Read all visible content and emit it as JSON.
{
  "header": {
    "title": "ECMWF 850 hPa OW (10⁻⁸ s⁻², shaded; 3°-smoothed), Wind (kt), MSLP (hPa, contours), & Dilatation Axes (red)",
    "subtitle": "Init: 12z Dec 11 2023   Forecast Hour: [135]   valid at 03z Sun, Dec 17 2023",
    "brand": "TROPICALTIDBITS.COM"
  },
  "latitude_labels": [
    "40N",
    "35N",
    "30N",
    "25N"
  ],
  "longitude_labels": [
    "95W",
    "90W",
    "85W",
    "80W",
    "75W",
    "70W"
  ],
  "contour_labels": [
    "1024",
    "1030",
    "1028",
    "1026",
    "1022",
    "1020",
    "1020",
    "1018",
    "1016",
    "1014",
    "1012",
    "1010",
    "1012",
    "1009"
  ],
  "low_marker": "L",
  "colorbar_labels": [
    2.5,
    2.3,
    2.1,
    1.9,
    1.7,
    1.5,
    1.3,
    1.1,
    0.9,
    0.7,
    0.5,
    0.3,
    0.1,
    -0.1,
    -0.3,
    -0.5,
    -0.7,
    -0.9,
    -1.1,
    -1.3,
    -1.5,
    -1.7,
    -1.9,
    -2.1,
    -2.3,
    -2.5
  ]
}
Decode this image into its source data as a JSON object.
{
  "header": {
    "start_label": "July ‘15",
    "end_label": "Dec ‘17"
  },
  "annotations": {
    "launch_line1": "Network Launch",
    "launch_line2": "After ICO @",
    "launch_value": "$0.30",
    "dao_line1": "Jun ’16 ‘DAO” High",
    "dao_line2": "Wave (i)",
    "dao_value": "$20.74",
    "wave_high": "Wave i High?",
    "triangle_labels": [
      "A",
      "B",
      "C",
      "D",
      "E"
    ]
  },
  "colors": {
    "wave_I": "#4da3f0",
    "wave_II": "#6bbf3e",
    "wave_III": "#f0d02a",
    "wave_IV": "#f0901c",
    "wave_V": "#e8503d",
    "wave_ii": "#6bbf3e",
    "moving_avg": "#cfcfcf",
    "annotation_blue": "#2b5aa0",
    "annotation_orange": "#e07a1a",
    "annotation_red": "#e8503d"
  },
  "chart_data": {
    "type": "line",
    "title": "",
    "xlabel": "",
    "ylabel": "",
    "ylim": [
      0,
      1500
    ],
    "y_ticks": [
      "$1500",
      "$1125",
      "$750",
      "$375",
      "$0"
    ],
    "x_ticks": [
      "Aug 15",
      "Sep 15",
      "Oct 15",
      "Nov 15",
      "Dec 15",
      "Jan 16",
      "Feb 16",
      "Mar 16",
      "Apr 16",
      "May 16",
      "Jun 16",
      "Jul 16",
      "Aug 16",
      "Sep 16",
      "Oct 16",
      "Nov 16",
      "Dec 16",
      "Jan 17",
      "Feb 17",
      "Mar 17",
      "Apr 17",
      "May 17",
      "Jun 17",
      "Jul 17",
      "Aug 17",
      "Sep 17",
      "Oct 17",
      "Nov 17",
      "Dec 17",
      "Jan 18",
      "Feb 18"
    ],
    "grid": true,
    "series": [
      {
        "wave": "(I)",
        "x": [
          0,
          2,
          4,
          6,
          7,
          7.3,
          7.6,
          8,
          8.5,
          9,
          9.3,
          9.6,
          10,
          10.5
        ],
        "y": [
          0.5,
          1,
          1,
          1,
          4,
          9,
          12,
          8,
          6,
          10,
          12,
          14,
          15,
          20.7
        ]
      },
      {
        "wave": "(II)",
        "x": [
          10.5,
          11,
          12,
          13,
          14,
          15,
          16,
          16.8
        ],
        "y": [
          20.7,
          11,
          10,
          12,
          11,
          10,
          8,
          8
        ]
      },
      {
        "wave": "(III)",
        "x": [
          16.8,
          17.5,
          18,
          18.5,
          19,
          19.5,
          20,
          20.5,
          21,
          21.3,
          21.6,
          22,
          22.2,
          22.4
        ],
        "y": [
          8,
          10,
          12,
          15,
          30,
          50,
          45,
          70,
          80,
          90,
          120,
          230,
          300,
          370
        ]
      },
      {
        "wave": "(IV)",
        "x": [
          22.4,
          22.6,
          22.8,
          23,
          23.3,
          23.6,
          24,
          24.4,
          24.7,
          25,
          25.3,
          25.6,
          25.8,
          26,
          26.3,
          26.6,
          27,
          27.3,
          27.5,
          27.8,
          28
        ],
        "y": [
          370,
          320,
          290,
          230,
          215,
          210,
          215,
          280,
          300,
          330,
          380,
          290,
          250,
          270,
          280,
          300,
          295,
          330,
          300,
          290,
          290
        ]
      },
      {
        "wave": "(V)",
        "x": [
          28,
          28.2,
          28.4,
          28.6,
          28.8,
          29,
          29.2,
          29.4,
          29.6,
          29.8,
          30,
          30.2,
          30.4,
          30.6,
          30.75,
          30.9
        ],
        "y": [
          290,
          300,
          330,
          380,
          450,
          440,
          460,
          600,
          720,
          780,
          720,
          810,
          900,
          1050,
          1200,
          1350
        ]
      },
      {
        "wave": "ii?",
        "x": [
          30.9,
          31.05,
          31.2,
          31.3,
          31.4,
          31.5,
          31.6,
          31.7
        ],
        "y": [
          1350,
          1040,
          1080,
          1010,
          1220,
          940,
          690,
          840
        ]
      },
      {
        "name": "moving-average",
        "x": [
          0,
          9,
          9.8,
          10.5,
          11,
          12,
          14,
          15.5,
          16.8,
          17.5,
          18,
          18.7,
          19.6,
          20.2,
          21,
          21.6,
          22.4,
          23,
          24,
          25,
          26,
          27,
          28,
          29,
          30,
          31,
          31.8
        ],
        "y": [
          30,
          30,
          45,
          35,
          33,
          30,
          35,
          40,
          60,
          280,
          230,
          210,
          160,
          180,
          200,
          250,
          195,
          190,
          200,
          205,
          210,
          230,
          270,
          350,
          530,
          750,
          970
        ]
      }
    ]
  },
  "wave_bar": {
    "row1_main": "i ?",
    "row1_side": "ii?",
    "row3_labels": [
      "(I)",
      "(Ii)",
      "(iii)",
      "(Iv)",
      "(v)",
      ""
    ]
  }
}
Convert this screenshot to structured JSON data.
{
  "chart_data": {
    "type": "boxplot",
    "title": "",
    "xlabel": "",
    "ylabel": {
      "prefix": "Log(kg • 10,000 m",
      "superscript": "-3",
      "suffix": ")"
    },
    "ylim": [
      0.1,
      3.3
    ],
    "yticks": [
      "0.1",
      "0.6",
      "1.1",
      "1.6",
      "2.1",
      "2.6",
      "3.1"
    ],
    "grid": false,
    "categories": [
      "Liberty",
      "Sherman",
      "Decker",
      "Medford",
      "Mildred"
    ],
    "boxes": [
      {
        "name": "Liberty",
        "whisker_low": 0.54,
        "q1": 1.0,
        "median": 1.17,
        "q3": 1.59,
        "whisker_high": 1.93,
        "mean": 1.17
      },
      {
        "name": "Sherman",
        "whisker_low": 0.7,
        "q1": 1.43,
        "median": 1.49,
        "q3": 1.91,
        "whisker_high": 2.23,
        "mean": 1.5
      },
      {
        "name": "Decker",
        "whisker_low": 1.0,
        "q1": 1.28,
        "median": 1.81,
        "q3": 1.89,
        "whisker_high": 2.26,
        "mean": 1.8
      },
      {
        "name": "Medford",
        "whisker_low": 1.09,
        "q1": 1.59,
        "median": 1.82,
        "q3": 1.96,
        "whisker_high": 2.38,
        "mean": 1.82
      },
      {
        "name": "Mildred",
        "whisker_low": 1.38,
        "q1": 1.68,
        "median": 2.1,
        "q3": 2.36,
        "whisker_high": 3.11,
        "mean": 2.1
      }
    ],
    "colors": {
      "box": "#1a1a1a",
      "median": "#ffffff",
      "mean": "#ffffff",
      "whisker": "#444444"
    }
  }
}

————

REQUEST: Give the lines from the one containing "Convert this screenshot" through the end of the entries again, exactly as written and with no other lines.

EXERCISE RESULT:
Convert this screenshot to structured JSON data.
{
  "chart_data": {
    "type": "boxplot",
    "title": "",
    "xlabel": "",
    "ylabel": {
      "prefix": "Log(kg • 10,000 m",
      "superscript": "-3",
      "suffix": ")"
    },
    "ylim": [
      0.1,
      3.3
    ],
    "yticks": [
      "0.1",
      "0.6",
      "1.1",
      "1.6",
      "2.1",
      "2.6",
      "3.1"
    ],
    "grid": false,
    "categories": [
      "Liberty",
      "Sherman",
      "Decker",
      "Medford",
      "Mildred"
    ],
    "boxes": [
      {
        "name": "Liberty",
        "whisker_low": 0.54,
        "q1": 1.0,
        "median": 1.17,
        "q3": 1.59,
        "whisker_high": 1.93,
        "mean": 1.17
      },
      {
        "name": "Sherman",
        "whisker_low": 0.7,
        "q1": 1.43,
        "median": 1.49,
        "q3": 1.91,
        "whisker_high": 2.23,
        "mean": 1.5
      },
      {
        "name": "Decker",
        "whisker_low": 1.0,
        "q1": 1.28,
        "median": 1.81,
        "q3": 1.89,
        "whisker_high": 2.26,
        "mean": 1.8
      },
      {
        "name": "Medford",
        "whisker_low": 1.09,
        "q1": 1.59,
        "median": 1.82,
        "q3": 1.96,
        "whisker_high": 2.38,
        "mean": 1.82
      },
      {
        "name": "Mildred",
        "whisker_low": 1.38,
        "q1": 1.68,
        "median": 2.1,
        "q3": 2.36,
        "whisker_high": 3.11,
        "mean": 2.1
      }
    ],
    "colors": {
      "box": "#1a1a1a",
      "median": "#ffffff",
      "mean": "#ffffff",
      "whisker": "#444444"
    }
  }
}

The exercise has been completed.